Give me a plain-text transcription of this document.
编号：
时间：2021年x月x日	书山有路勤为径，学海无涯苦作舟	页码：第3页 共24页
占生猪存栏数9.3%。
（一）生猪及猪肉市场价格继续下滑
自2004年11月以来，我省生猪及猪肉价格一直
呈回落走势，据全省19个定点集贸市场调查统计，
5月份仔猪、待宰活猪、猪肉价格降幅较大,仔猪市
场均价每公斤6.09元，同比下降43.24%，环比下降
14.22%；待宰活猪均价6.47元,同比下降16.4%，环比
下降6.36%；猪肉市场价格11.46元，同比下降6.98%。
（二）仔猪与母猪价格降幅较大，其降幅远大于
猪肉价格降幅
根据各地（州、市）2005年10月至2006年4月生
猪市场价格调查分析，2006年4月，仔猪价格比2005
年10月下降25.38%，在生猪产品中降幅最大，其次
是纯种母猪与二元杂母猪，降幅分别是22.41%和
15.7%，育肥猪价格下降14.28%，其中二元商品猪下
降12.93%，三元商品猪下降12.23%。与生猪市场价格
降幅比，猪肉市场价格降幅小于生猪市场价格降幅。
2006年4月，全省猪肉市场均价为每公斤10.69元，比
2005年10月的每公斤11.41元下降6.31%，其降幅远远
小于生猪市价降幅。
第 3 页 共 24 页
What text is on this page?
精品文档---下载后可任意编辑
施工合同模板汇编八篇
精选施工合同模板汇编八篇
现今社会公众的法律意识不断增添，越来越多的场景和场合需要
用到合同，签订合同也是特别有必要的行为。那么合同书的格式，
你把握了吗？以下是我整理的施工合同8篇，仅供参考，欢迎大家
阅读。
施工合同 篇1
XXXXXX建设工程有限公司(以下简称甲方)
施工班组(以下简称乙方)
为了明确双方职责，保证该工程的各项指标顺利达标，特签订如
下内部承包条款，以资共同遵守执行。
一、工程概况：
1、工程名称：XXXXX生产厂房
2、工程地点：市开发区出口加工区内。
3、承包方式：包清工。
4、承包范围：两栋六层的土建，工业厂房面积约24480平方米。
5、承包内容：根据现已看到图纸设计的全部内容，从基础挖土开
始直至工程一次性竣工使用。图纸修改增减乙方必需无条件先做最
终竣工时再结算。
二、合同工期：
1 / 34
● ● ● ● ●
* [PROMPT] Return all lines with the word "text" in them.

* [RESPONSE TO THIS EXERCISE]
Give me a plain-text transcription of this document.
What text is on this page?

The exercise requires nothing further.